▶ **Task**:
Each entry below should be reproduced character for character.

▶ **Supplied entries**:
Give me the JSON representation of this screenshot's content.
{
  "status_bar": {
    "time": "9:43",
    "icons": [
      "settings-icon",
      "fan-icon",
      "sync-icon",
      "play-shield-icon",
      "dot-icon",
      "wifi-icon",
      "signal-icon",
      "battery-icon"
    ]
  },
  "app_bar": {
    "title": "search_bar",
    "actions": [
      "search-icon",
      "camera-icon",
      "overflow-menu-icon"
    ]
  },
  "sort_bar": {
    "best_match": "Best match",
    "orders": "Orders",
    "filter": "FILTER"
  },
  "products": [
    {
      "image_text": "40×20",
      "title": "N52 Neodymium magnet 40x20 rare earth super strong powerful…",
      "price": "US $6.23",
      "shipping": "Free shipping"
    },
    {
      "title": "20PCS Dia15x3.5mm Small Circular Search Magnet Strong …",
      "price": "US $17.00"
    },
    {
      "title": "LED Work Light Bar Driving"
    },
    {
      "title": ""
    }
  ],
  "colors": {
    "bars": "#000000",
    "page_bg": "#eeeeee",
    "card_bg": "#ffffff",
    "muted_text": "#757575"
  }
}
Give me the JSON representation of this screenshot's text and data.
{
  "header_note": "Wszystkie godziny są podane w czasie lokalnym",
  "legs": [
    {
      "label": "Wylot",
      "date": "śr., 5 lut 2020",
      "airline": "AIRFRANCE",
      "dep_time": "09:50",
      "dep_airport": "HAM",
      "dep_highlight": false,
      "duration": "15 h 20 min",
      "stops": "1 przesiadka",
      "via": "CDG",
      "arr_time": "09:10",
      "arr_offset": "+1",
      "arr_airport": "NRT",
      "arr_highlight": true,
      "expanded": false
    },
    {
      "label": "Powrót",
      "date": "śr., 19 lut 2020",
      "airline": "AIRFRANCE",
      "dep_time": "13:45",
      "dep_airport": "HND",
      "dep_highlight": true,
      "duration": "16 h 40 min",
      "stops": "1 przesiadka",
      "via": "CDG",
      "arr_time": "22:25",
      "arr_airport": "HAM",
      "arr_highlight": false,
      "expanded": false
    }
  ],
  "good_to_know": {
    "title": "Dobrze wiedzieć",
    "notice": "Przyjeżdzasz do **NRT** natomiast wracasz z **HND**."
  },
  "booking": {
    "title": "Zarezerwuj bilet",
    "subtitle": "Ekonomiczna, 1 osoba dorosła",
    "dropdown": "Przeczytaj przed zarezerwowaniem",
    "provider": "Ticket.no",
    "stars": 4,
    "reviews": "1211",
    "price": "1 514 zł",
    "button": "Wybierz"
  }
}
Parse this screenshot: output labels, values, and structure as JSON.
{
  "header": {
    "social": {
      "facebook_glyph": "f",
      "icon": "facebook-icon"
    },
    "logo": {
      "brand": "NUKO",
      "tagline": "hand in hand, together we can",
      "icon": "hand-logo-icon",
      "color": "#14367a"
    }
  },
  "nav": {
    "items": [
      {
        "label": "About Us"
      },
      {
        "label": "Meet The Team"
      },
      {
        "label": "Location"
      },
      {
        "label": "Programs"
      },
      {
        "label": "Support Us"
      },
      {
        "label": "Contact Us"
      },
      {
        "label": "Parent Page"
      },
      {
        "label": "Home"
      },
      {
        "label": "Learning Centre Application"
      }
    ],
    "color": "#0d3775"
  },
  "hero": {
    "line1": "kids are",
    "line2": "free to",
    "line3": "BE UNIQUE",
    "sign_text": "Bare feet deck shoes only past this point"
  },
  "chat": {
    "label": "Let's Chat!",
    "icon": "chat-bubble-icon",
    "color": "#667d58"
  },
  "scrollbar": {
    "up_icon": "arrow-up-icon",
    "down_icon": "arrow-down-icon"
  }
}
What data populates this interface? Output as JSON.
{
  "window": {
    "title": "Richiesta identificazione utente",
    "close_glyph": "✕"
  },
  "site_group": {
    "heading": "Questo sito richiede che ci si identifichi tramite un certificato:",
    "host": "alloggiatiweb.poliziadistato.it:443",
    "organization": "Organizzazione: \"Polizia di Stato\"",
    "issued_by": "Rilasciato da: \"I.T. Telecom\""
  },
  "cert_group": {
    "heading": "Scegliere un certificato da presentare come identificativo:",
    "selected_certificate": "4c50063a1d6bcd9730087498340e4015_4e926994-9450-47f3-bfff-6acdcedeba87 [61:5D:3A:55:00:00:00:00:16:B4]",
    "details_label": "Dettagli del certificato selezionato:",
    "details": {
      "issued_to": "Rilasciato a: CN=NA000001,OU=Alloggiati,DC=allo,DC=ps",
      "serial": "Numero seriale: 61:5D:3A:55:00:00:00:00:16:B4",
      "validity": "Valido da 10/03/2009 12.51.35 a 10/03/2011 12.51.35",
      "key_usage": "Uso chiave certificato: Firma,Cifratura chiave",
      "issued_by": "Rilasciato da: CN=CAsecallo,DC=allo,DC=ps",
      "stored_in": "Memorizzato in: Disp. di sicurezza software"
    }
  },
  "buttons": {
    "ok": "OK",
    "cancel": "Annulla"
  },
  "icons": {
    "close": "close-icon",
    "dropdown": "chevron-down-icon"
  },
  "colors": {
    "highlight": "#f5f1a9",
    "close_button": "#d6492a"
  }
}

▶ **Exercise result**:
Give me the JSON representation of this screenshot's content.
{
  "status_bar": {
    "time": "9:43",
    "icons": [
      "settings-icon",
      "fan-icon",
      "sync-icon",
      "play-shield-icon",
      "dot-icon",
      "wifi-icon",
      "signal-icon",
      "battery-icon"
    ]
  },
  "app_bar": {
    "title": "search_bar",
    "actions": [
      "search-icon",
      "camera-icon",
      "overflow-menu-icon"
    ]
  },
  "sort_bar": {
    "best_match": "Best match",
    "orders": "Orders",
    "filter": "FILTER"
  },
  "products": [
    {
      "image_text": "40×20",
      "title": "N52 Neodymium magnet 40x20 rare earth super strong powerful…",
      "price": "US $6.23",
      "shipping": "Free shipping"
    },
    {
      "title": "20PCS Dia15x3.5mm Small Circular Search Magnet Strong …",
      "price": "US $17.00"
    },
    {
      "title": "LED Work Light Bar Driving"
    },
    {
      "title": ""
    }
  ],
  "colors": {
    "bars": "#000000",
    "page_bg": "#eeeeee",
    "card_bg": "#ffffff",
    "muted_text": "#757575"
  }
}
Give me the JSON representation of this screenshot's text and data.
{
  "header_note": "Wszystkie godziny są podane w czasie lokalnym",
  "legs": [
    {
      "label": "Wylot",
      "date": "śr., 5 lut 2020",
      "airline": "AIRFRANCE",
      "dep_time": "09:50",
      "dep_airport": "HAM",
      "dep_highlight": false,
      "duration": "15 h 20 min",
      "stops": "1 przesiadka",
      "via": "CDG",
      "arr_time": "09:10",
      "arr_offset": "+1",
      "arr_airport": "NRT",
      "arr_highlight": true,
      "expanded": false
    },
    {
      "label": "Powrót",
      "date": "śr., 19 lut 2020",
      "airline": "AIRFRANCE",
      "dep_time": "13:45",
      "dep_airport": "HND",
      "dep_highlight": true,
      "duration": "16 h 40 min",
      "stops": "1 przesiadka",
      "via": "CDG",
      "arr_time": "22:25",
      "arr_airport": "HAM",
      "arr_highlight": false,
      "expanded": false
    }
  ],
  "good_to_know": {
    "title": "Dobrze wiedzieć",
    "notice": "Przyjeżdzasz do **NRT** natomiast wracasz z **HND**."
  },
  "booking": {
    "title": "Zarezerwuj bilet",
    "subtitle": "Ekonomiczna, 1 osoba dorosła",
    "dropdown": "Przeczytaj przed zarezerwowaniem",
    "provider": "Ticket.no",
    "stars": 4,
    "reviews": "1211",
    "price": "1 514 zł",
    "button": "Wybierz"
  }
}
Parse this screenshot: output labels, values, and structure as JSON.
{
  "header": {
    "social": {
      "facebook_glyph": "f",
      "icon": "facebook-icon"
    },
    "logo": {
      "brand": "NUKO",
      "tagline": "hand in hand, together we can",
      "icon": "hand-logo-icon",
      "color": "#14367a"
    }
  },
  "nav": {
    "items": [
      {
        "label": "About Us"
      },
      {
        "label": "Meet The Team"
      },
      {
        "label": "Location"
      },
      {
        "label": "Programs"
      },
      {
        "label": "Support Us"
      },
      {
        "label": "Contact Us"
      },
      {
        "label": "Parent Page"
      },
      {
        "label": "Home"
      },
      {
        "label": "Learning Centre Application"
      }
    ],
    "color": "#0d3775"
  },
  "hero": {
    "line1": "kids are",
    "line2": "free to",
    "line3": "BE UNIQUE",
    "sign_text": "Bare feet deck shoes only past this point"
  },
  "chat": {
    "label": "Let's Chat!",
    "icon": "chat-bubble-icon",
    "color": "#667d58"
  },
  "scrollbar": {
    "up_icon": "arrow-up-icon",
    "down_icon": "arrow-down-icon"
  }
}
What data populates this interface? Output as JSON.
{
  "window": {
    "title": "Richiesta identificazione utente",
    "close_glyph": "✕"
  },
  "site_group": {
    "heading": "Questo sito richiede che ci si identifichi tramite un certificato:",
    "host": "alloggiatiweb.poliziadistato.it:443",
    "organization": "Organizzazione: \"Polizia di Stato\"",
    "issued_by": "Rilasciato da: \"I.T. Telecom\""
  },
  "cert_group": {
    "heading": "Scegliere un certificato da presentare come identificativo:",
    "selected_certificate": "4c50063a1d6bcd9730087498340e4015_4e926994-9450-47f3-bfff-6acdcedeba87 [61:5D:3A:55:00:00:00:00:16:B4]",
    "details_label": "Dettagli del certificato selezionato:",
    "details": {
      "issued_to": "Rilasciato a: CN=NA000001,OU=Alloggiati,DC=allo,DC=ps",
      "serial": "Numero seriale: 61:5D:3A:55:00:00:00:00:16:B4",
      "validity": "Valido da 10/03/2009 12.51.35 a 10/03/2011 12.51.35",
      "key_usage": "Uso chiave certificato: Firma,Cifratura chiave",
      "issued_by": "Rilasciato da: CN=CAsecallo,DC=allo,DC=ps",
      "stored_in": "Memorizzato in: Disp. di sicurezza software"
    }
  },
  "buttons": {
    "ok": "OK",
    "cancel": "Annulla"
  },
  "icons": {
    "close": "close-icon",
    "dropdown": "chevron-down-icon"
  },
  "colors": {
    "highlight": "#f5f1a9",
    "close_button": "#d6492a"
  }
}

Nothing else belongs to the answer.